### [Brief]
Wherever the string "text" shows up in a line, count that line. Give the total alone.

•••

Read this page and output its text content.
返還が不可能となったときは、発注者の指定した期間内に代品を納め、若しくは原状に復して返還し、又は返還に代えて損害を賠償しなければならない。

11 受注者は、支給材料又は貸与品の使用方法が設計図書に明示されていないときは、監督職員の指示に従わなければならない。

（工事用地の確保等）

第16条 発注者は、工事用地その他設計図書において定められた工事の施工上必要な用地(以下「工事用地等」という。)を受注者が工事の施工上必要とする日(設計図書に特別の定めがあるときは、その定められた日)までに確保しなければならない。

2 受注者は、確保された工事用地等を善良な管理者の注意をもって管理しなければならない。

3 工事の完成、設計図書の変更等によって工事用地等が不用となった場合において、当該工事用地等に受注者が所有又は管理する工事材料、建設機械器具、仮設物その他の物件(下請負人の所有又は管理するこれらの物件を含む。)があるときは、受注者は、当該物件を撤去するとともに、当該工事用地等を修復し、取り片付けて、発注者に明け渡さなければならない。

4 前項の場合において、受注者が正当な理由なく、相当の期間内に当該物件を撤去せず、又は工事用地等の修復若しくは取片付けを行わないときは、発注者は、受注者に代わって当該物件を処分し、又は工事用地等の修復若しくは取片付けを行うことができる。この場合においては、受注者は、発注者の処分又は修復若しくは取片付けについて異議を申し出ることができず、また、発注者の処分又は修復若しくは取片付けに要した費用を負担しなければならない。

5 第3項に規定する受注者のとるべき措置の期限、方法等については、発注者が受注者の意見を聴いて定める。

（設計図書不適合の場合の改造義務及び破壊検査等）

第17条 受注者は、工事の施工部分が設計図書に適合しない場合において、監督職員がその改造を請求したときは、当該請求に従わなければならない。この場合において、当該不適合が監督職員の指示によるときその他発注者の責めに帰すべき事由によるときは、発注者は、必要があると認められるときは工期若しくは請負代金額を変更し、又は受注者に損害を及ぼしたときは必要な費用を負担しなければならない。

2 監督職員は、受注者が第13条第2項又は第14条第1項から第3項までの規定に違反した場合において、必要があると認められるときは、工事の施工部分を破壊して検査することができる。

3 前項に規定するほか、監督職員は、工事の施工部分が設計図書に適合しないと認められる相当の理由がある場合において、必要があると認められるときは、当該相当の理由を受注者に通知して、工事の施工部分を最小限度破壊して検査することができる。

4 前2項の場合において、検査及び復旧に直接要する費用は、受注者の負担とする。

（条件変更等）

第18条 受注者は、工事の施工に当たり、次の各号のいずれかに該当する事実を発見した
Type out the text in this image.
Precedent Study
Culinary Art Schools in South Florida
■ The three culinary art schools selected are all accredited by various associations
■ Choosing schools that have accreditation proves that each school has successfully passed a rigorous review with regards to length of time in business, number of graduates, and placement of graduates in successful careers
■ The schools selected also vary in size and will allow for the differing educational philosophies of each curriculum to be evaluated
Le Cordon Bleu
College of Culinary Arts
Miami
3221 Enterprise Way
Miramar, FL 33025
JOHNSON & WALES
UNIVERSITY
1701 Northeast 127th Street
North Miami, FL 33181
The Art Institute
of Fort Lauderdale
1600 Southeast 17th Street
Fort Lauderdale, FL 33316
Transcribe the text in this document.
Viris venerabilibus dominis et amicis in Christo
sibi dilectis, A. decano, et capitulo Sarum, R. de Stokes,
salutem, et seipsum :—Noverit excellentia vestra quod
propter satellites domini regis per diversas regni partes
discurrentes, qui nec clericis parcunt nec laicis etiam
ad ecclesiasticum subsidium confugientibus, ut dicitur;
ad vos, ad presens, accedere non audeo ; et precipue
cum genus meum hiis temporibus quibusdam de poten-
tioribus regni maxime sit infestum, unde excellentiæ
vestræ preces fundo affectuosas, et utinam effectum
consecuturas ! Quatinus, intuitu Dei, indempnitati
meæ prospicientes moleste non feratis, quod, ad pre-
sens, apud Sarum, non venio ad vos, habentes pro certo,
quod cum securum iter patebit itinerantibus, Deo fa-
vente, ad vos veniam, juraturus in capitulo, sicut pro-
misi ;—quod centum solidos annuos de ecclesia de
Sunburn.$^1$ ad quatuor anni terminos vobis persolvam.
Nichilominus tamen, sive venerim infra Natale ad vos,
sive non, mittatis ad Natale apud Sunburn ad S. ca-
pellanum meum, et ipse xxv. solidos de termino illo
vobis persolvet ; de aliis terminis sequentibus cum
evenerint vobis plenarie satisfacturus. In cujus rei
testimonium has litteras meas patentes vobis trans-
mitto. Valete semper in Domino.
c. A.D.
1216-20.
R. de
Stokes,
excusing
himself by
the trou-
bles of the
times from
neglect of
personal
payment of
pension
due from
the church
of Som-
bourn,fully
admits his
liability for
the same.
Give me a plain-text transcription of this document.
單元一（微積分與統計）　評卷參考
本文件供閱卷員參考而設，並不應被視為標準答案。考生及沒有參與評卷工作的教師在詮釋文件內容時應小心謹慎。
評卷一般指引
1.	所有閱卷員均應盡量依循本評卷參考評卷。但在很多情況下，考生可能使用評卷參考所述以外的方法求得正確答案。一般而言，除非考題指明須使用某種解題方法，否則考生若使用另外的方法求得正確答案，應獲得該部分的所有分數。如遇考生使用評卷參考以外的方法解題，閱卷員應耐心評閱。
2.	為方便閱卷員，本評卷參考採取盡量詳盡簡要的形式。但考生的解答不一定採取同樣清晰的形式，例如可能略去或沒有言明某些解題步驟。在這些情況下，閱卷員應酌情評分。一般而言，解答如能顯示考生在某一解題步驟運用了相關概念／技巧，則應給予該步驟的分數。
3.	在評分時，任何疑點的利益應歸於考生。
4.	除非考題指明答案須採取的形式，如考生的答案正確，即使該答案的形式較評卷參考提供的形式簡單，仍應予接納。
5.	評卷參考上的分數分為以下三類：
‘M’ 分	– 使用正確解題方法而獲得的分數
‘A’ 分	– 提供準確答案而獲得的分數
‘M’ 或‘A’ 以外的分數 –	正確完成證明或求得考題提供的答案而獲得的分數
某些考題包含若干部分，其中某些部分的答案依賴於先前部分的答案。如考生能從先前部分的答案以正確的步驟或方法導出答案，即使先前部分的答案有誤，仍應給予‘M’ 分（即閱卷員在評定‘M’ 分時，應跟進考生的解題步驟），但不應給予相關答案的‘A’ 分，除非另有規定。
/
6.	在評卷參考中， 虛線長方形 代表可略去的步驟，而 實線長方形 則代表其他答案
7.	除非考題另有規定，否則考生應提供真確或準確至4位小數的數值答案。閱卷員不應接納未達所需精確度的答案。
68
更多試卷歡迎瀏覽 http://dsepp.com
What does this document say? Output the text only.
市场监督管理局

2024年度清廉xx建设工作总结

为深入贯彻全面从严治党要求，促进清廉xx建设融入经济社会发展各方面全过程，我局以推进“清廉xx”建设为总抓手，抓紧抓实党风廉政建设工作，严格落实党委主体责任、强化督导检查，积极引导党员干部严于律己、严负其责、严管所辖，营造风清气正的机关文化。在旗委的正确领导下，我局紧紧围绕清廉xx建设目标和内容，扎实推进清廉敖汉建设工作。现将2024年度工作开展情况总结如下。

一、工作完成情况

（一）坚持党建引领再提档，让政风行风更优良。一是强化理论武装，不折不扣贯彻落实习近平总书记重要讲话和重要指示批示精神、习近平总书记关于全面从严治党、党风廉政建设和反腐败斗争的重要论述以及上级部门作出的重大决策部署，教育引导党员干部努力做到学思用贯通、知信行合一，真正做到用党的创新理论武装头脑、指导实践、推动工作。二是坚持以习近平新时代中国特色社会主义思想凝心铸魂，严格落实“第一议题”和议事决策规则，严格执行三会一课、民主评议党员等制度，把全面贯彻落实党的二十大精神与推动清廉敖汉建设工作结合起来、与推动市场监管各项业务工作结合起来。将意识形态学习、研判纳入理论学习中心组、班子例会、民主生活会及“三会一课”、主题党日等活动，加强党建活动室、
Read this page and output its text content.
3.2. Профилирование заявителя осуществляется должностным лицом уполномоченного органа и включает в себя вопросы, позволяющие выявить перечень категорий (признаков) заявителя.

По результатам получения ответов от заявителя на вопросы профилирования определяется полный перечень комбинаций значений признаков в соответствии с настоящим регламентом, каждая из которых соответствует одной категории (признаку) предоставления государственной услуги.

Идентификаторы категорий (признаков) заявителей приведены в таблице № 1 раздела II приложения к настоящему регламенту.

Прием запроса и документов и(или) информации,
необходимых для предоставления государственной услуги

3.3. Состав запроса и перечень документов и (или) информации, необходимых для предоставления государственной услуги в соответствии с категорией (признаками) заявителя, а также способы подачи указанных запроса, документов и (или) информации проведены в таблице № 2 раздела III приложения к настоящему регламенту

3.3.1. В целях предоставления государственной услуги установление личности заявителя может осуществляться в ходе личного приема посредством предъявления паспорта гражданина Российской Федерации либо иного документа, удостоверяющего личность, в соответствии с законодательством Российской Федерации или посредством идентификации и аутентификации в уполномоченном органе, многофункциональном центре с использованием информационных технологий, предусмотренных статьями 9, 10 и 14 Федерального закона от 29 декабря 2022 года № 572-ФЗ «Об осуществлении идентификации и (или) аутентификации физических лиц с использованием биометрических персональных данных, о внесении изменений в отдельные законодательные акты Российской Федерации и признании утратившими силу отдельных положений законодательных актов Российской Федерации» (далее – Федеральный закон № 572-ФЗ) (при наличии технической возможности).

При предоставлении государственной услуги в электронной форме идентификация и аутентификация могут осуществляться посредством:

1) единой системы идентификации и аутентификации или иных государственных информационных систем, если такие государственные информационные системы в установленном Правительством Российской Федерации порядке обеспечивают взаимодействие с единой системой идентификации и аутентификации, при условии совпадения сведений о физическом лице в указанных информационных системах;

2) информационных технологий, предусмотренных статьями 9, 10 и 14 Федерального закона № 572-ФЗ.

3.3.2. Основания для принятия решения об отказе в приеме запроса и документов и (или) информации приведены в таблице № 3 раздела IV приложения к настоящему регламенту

•••

### [Exercise output]
6